[Items from a dataset]

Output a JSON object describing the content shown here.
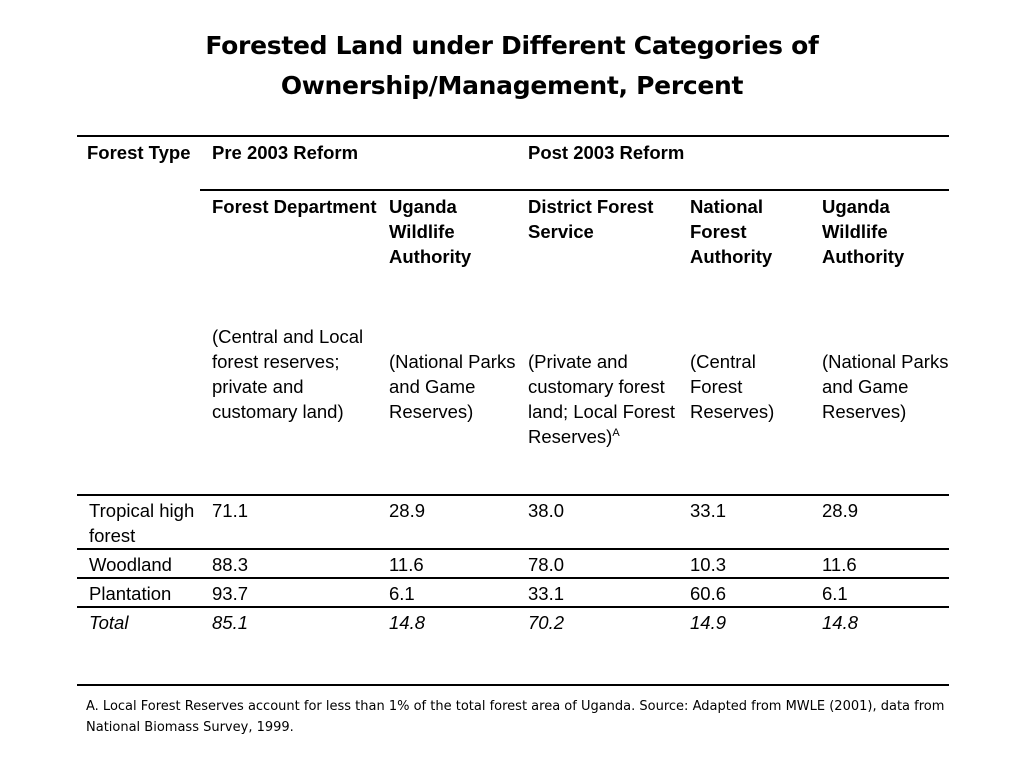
{
  "title": {
    "line1": "Forested Land under Different Categories of",
    "line2": "Ownership/Management, Percent"
  },
  "table": {
    "forest_type_header": "Forest Type",
    "group_headers": {
      "pre": "Pre 2003 Reform",
      "post": "Post 2003 Reform"
    },
    "columns": [
      {
        "heading": "Forest Department",
        "description": "(Central and Local forest reserves; private and customary land)"
      },
      {
        "heading": "Uganda Wildlife Authority",
        "description": "(National Parks and Game Reserves)"
      },
      {
        "heading": "District Forest Service",
        "description": "(Private and customary forest land; Local Forest Reserves)",
        "description_sup": "A"
      },
      {
        "heading": "National Forest Authority",
        "description": "(Central Forest Reserves)"
      },
      {
        "heading": "Uganda Wildlife Authority",
        "description": "(National Parks and Game Reserves)"
      }
    ],
    "rows": [
      {
        "label": "Tropical high forest",
        "values": [
          "71.1",
          "28.9",
          "38.0",
          "33.1",
          "28.9"
        ]
      },
      {
        "label": "Woodland",
        "values": [
          "88.3",
          "11.6",
          "78.0",
          "10.3",
          "11.6"
        ]
      },
      {
        "label": "Plantation",
        "values": [
          "93.7",
          "6.1",
          "33.1",
          "60.6",
          "6.1"
        ]
      },
      {
        "label": "Total",
        "values": [
          "85.1",
          "14.8",
          "70.2",
          "14.9",
          "14.8"
        ]
      }
    ]
  },
  "footnote": "A. Local Forest Reserves account for less than 1% of the total forest area of Uganda. Source: Adapted from MWLE (2001), data from National Biomass Survey, 1999."
}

[Instructions for the task]: Omit every image. Quote each record exactly.

[Written answer]:
Output a JSON object describing the content shown here.
{
  "title": {
    "line1": "Forested Land under Different Categories of",
    "line2": "Ownership/Management, Percent"
  },
  "table": {
    "forest_type_header": "Forest Type",
    "group_headers": {
      "pre": "Pre 2003 Reform",
      "post": "Post 2003 Reform"
    },
    "columns": [
      {
        "heading": "Forest Department",
        "description": "(Central and Local forest reserves; private and customary land)"
      },
      {
        "heading": "Uganda Wildlife Authority",
        "description": "(National Parks and Game Reserves)"
      },
      {
        "heading": "District Forest Service",
        "description": "(Private and customary forest land; Local Forest Reserves)",
        "description_sup": "A"
      },
      {
        "heading": "National Forest Authority",
        "description": "(Central Forest Reserves)"
      },
      {
        "heading": "Uganda Wildlife Authority",
        "description": "(National Parks and Game Reserves)"
      }
    ],
    "rows": [
      {
        "label": "Tropical high forest",
        "values": [
          "71.1",
          "28.9",
          "38.0",
          "33.1",
          "28.9"
        ]
      },
      {
        "label": "Woodland",
        "values": [
          "88.3",
          "11.6",
          "78.0",
          "10.3",
          "11.6"
        ]
      },
      {
        "label": "Plantation",
        "values": [
          "93.7",
          "6.1",
          "33.1",
          "60.6",
          "6.1"
        ]
      },
      {
        "label": "Total",
        "values": [
          "85.1",
          "14.8",
          "70.2",
          "14.9",
          "14.8"
        ]
      }
    ]
  },
  "footnote": "A. Local Forest Reserves account for less than 1% of the total forest area of Uganda. Source: Adapted from MWLE (2001), data from National Biomass Survey, 1999."
}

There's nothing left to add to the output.